Excerpted data →
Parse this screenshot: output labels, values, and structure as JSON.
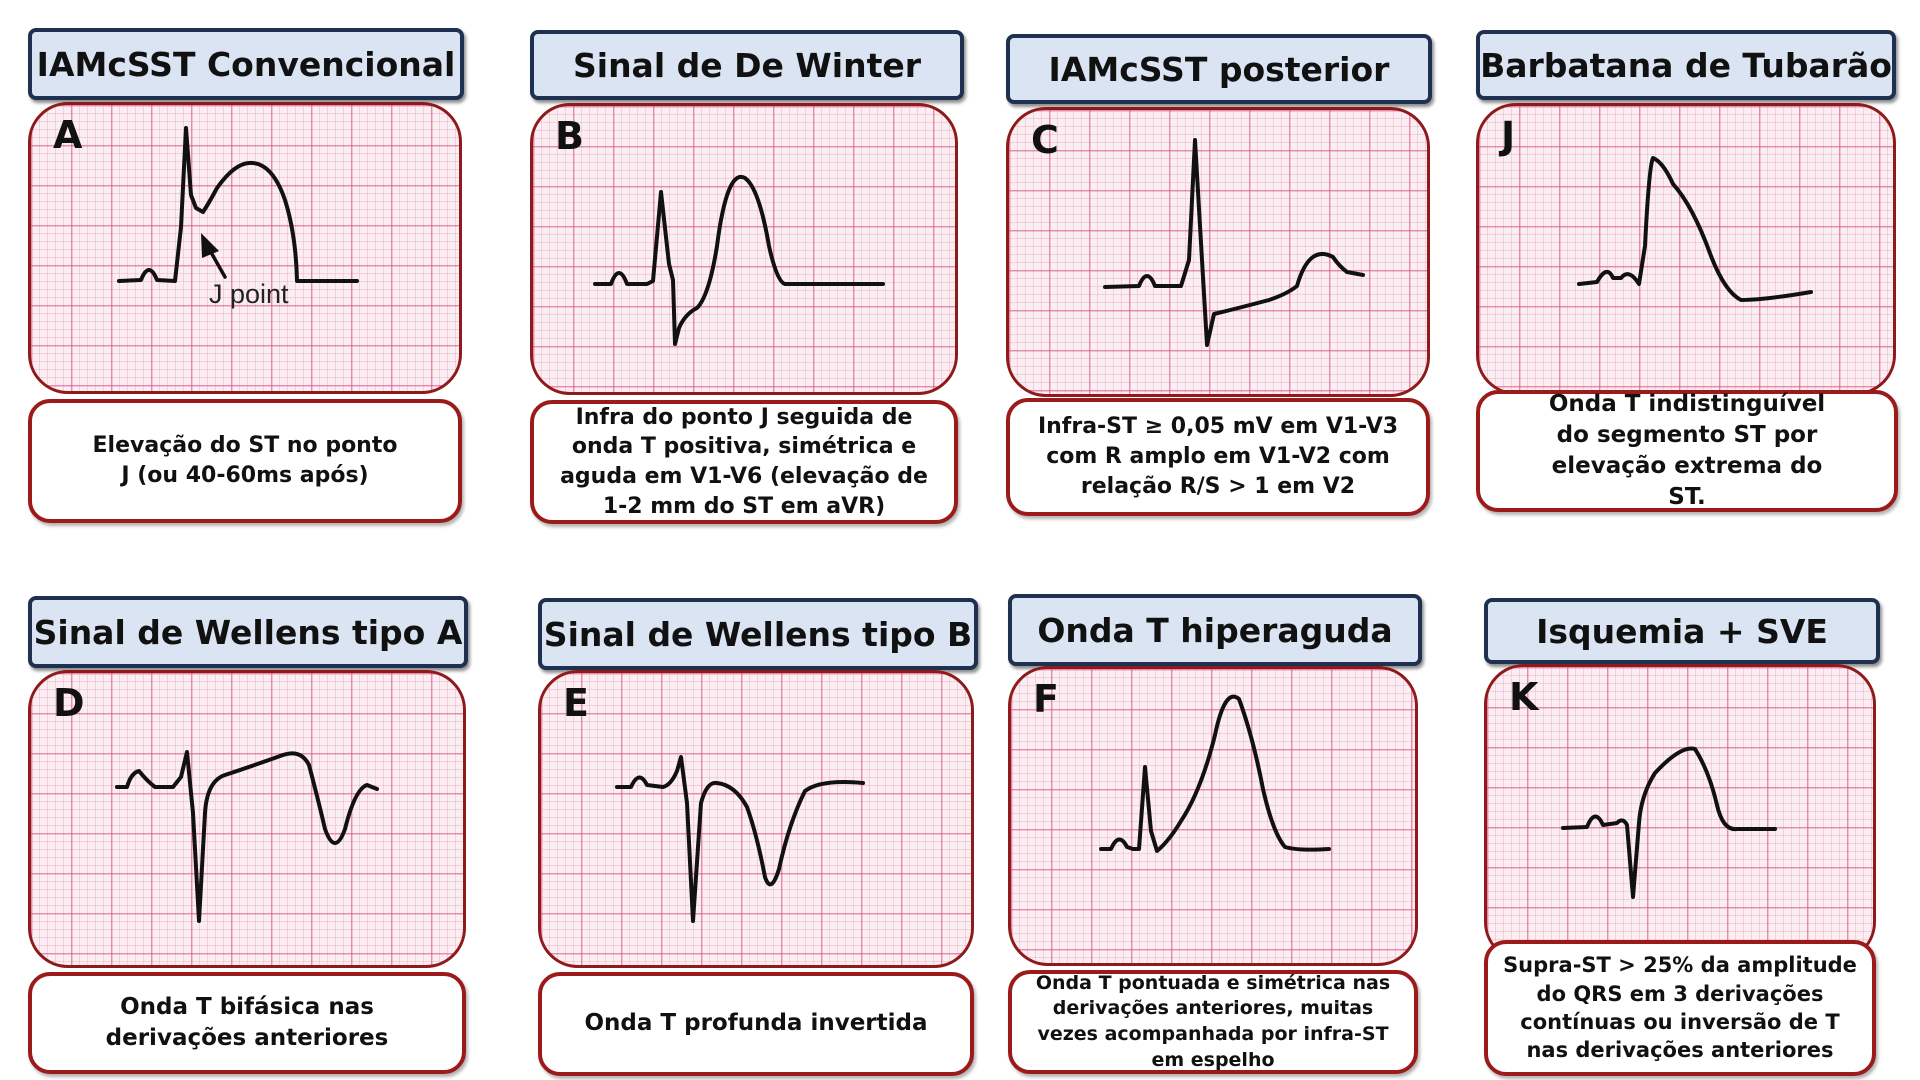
{
  "panels": [
    {
      "title": "IAMcSST Convencional",
      "letter": "A",
      "description": "Elevação do ST no ponto J (ou 40-60ms após)",
      "annotation": "J point"
    },
    {
      "title": "Sinal de De Winter",
      "letter": "B",
      "description": "Infra do ponto J seguida de onda T positiva, simétrica e aguda em V1-V6 (elevação de 1-2 mm do ST em aVR)"
    },
    {
      "title": "IAMcSST posterior",
      "letter": "C",
      "description": "Infra-ST ≥ 0,05 mV em V1-V3 com R amplo em V1-V2 com relação R/S > 1 em V2"
    },
    {
      "title": "Barbatana de Tubarão",
      "letter": "J",
      "description": "Onda T indistinguível do segmento ST por elevação extrema do ST."
    },
    {
      "title": "Sinal de Wellens tipo A",
      "letter": "D",
      "description": "Onda T bifásica nas derivações anteriores"
    },
    {
      "title": "Sinal de Wellens tipo B",
      "letter": "E",
      "description": "Onda T profunda invertida"
    },
    {
      "title": "Onda T hiperaguda",
      "letter": "F",
      "description": "Onda T pontuada e simétrica nas derivações anteriores, muitas vezes acompanhada por infra-ST em espelho"
    },
    {
      "title": "Isquemia + SVE",
      "letter": "K",
      "description": "Supra-ST > 25% da amplitude do QRS em 3 derivações contínuas ou inversão de T nas derivações anteriores"
    }
  ],
  "colors": {
    "title_bg": "#dae4f2",
    "title_border": "#1f3150",
    "box_border": "#9b1b1b",
    "grid_bg": "#fbeef3",
    "grid_line": "#d85382"
  }
}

Task →
Reproduce the material above in full and without alteration, but skip all pictures.

Output of the exercise →
Parse this screenshot: output labels, values, and structure as JSON.
{
  "panels": [
    {
      "title": "IAMcSST Convencional",
      "letter": "A",
      "description": "Elevação do ST no ponto J (ou 40-60ms após)",
      "annotation": "J point"
    },
    {
      "title": "Sinal de De Winter",
      "letter": "B",
      "description": "Infra do ponto J seguida de onda T positiva, simétrica e aguda em V1-V6 (elevação de 1-2 mm do ST em aVR)"
    },
    {
      "title": "IAMcSST posterior",
      "letter": "C",
      "description": "Infra-ST ≥ 0,05 mV em V1-V3 com R amplo em V1-V2 com relação R/S > 1 em V2"
    },
    {
      "title": "Barbatana de Tubarão",
      "letter": "J",
      "description": "Onda T indistinguível do segmento ST por elevação extrema do ST."
    },
    {
      "title": "Sinal de Wellens tipo A",
      "letter": "D",
      "description": "Onda T bifásica nas derivações anteriores"
    },
    {
      "title": "Sinal de Wellens tipo B",
      "letter": "E",
      "description": "Onda T profunda invertida"
    },
    {
      "title": "Onda T hiperaguda",
      "letter": "F",
      "description": "Onda T pontuada e simétrica nas derivações anteriores, muitas vezes acompanhada por infra-ST em espelho"
    },
    {
      "title": "Isquemia + SVE",
      "letter": "K",
      "description": "Supra-ST > 25% da amplitude do QRS em 3 derivações contínuas ou inversão de T nas derivações anteriores"
    }
  ],
  "colors": {
    "title_bg": "#dae4f2",
    "title_border": "#1f3150",
    "box_border": "#9b1b1b",
    "grid_bg": "#fbeef3",
    "grid_line": "#d85382"
  }
}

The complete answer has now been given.